* What you should do *
In the entries that follow, identify the line containing "Extract all readable text from this page." and return it together with all later lines, exactly as they appear.

Stored records:
══════════════════════════════

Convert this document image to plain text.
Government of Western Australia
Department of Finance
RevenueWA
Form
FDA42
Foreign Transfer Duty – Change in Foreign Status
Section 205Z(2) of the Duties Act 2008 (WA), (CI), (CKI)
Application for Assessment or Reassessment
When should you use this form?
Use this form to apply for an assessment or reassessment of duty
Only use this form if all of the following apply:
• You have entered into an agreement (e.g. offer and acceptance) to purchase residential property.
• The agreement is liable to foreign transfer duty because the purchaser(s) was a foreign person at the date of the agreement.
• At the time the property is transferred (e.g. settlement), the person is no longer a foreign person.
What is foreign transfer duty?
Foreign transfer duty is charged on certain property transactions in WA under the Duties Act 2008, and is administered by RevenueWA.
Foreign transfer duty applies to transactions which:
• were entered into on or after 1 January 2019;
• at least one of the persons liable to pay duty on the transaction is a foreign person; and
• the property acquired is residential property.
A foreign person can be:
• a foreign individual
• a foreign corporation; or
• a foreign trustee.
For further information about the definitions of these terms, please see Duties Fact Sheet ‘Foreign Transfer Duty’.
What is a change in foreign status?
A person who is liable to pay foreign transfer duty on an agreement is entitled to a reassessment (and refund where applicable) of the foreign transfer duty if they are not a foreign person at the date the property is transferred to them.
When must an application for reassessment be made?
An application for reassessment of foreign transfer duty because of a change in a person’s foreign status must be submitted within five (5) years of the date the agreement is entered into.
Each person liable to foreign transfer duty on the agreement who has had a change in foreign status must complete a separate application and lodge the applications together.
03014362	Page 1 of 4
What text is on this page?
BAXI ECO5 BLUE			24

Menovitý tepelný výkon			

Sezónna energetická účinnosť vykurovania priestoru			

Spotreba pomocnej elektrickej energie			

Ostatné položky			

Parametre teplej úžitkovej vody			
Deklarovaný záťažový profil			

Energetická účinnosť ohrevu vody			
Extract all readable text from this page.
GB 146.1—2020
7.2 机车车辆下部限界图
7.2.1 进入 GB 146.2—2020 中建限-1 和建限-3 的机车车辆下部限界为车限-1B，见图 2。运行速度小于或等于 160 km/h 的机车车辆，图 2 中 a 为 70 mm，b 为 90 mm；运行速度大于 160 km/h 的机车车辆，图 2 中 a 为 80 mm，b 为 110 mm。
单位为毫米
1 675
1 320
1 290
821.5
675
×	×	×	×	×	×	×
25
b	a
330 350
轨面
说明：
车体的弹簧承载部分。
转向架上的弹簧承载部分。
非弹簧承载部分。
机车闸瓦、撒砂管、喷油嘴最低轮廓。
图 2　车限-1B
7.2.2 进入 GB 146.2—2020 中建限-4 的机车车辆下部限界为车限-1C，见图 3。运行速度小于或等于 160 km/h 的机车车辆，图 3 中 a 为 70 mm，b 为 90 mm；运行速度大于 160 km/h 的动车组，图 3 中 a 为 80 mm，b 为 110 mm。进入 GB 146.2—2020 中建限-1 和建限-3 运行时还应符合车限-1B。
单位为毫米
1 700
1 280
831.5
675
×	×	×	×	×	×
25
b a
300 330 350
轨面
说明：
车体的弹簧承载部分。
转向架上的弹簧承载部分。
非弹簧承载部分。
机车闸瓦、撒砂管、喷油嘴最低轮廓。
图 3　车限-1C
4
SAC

══════════════════════════════

* Result of the exercise *
Extract all readable text from this page.
GB 146.1—2020
7.2 机车车辆下部限界图
7.2.1 进入 GB 146.2—2020 中建限-1 和建限-3 的机车车辆下部限界为车限-1B，见图 2。运行速度小于或等于 160 km/h 的机车车辆，图 2 中 a 为 70 mm，b 为 90 mm；运行速度大于 160 km/h 的机车车辆，图 2 中 a 为 80 mm，b 为 110 mm。
单位为毫米
1 675
1 320
1 290
821.5
675
×	×	×	×	×	×	×
25
b	a
330 350
轨面
说明：
车体的弹簧承载部分。
转向架上的弹簧承载部分。
非弹簧承载部分。
机车闸瓦、撒砂管、喷油嘴最低轮廓。
图 2　车限-1B
7.2.2 进入 GB 146.2—2020 中建限-4 的机车车辆下部限界为车限-1C，见图 3。运行速度小于或等于 160 km/h 的机车车辆，图 3 中 a 为 70 mm，b 为 90 mm；运行速度大于 160 km/h 的动车组，图 3 中 a 为 80 mm，b 为 110 mm。进入 GB 146.2—2020 中建限-1 和建限-3 运行时还应符合车限-1B。
单位为毫米
1 700
1 280
831.5
675
×	×	×	×	×	×
25
b a
300 330 350
轨面
说明：
车体的弹簧承载部分。
转向架上的弹簧承载部分。
非弹簧承载部分。
机车闸瓦、撒砂管、喷油嘴最低轮廓。
图 3　车限-1C
4
SAC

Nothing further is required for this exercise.